[Dataset items]
○ ○ ○ ○ ○ ○ ○
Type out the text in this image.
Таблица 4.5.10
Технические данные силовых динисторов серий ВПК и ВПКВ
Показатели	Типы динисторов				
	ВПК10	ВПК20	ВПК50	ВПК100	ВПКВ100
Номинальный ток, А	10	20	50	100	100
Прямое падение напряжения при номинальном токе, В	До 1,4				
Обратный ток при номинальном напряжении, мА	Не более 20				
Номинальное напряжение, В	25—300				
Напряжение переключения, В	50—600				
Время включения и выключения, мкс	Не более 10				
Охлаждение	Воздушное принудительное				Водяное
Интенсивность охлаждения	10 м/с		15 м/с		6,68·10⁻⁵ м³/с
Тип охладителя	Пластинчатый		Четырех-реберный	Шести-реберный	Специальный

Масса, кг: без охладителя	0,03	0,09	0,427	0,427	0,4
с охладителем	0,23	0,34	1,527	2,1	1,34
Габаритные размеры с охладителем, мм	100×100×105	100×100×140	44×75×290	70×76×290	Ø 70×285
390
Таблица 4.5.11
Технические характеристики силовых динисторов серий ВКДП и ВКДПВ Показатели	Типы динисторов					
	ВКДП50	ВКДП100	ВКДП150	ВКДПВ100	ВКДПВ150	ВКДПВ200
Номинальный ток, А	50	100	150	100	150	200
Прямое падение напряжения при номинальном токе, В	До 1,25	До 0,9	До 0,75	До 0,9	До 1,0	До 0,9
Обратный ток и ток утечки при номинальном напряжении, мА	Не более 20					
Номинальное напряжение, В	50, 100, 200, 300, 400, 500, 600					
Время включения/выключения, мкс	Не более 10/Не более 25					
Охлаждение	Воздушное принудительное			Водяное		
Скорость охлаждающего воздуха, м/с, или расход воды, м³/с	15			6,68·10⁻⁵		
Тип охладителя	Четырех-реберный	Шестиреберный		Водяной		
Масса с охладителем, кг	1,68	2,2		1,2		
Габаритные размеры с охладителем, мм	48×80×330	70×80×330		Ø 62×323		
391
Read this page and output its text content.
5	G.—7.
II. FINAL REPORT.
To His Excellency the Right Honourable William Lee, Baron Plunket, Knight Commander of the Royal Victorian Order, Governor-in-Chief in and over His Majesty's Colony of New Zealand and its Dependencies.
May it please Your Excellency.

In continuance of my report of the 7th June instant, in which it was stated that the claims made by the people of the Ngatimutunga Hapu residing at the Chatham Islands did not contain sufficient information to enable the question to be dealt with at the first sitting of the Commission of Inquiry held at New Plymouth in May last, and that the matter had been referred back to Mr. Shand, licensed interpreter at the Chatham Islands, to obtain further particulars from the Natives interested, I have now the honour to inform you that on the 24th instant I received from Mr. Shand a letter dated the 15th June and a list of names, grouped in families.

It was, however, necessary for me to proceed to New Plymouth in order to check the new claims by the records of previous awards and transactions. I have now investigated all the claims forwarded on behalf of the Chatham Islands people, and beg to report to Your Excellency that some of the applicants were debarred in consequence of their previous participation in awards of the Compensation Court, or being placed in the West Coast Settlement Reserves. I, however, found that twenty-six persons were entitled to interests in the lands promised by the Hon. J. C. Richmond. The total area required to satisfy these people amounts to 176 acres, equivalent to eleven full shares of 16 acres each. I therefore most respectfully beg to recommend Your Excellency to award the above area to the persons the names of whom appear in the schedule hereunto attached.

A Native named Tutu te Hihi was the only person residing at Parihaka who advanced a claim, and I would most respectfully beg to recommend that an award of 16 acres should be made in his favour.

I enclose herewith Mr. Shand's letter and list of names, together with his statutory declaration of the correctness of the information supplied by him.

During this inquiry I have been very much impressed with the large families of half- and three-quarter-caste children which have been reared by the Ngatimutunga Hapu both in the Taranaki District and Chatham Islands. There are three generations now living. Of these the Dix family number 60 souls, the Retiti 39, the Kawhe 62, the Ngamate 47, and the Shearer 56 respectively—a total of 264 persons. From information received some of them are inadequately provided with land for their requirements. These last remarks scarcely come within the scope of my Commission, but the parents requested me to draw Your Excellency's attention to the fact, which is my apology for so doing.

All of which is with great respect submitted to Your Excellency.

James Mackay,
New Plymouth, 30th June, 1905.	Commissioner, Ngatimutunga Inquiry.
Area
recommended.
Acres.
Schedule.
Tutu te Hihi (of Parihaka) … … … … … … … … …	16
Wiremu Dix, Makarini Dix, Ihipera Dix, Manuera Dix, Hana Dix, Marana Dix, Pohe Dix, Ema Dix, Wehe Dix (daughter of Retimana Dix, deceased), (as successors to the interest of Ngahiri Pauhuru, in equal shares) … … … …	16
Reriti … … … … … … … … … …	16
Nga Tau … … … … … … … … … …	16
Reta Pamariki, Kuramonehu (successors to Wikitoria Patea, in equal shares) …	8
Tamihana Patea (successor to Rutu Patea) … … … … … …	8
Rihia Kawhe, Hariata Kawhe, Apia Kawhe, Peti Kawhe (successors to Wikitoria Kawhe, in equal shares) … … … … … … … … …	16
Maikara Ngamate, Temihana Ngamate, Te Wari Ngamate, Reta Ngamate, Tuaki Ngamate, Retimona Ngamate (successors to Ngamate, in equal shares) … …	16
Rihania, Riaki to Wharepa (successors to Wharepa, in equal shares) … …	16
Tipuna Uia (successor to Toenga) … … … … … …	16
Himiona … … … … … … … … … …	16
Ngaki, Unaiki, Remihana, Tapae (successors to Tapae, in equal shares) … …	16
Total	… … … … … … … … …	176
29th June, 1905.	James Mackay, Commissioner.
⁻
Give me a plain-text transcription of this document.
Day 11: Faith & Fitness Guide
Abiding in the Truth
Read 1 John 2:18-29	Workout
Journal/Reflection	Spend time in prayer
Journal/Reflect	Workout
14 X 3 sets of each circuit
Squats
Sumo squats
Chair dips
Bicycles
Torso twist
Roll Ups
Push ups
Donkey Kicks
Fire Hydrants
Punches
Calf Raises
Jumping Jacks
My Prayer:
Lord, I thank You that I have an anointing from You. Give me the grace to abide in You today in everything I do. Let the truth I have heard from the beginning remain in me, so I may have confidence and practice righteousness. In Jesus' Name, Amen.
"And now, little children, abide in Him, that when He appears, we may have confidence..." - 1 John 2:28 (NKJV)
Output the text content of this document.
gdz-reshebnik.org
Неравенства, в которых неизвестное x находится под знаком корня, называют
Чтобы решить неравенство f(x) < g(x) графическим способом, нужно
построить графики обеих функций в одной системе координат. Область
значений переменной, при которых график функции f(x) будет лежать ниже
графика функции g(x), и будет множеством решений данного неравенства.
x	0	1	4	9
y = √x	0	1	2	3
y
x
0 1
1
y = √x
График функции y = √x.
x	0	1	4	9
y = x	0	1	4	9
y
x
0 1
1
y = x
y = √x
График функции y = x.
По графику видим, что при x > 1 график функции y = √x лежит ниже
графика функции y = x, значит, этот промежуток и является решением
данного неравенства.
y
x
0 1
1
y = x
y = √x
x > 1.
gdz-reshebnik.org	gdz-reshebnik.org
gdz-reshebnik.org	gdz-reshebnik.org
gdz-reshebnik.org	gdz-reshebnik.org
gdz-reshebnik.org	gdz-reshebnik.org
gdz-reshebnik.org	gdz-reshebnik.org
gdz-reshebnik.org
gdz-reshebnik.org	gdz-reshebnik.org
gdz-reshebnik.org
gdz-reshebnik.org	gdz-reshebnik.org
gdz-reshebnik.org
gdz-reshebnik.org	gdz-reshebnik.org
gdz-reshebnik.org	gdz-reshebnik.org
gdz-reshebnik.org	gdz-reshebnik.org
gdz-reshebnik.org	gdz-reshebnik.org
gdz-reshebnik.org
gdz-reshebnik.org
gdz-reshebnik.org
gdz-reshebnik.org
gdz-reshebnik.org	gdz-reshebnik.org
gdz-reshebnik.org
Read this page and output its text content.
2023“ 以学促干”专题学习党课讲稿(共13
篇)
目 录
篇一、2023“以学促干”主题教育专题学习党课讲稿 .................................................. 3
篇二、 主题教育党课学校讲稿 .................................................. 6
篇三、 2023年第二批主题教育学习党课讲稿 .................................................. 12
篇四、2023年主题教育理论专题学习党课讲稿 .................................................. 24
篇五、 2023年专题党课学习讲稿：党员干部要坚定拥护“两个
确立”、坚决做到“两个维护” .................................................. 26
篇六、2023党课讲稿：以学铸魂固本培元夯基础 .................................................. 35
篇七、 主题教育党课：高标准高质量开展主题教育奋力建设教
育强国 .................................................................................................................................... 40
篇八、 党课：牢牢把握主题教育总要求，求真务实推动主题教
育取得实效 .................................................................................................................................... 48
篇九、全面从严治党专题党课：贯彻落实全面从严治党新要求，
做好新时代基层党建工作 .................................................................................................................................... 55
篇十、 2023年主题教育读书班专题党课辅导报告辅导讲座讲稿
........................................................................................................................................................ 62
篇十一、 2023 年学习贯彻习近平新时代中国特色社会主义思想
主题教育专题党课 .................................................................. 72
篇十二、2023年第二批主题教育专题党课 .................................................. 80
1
○ ○ ○ ○ ○ ○ ○
● **Aim of the task**:
State how many lines of the entries above include the word "которых", offering no text other than the number.

● **Task solution**:
2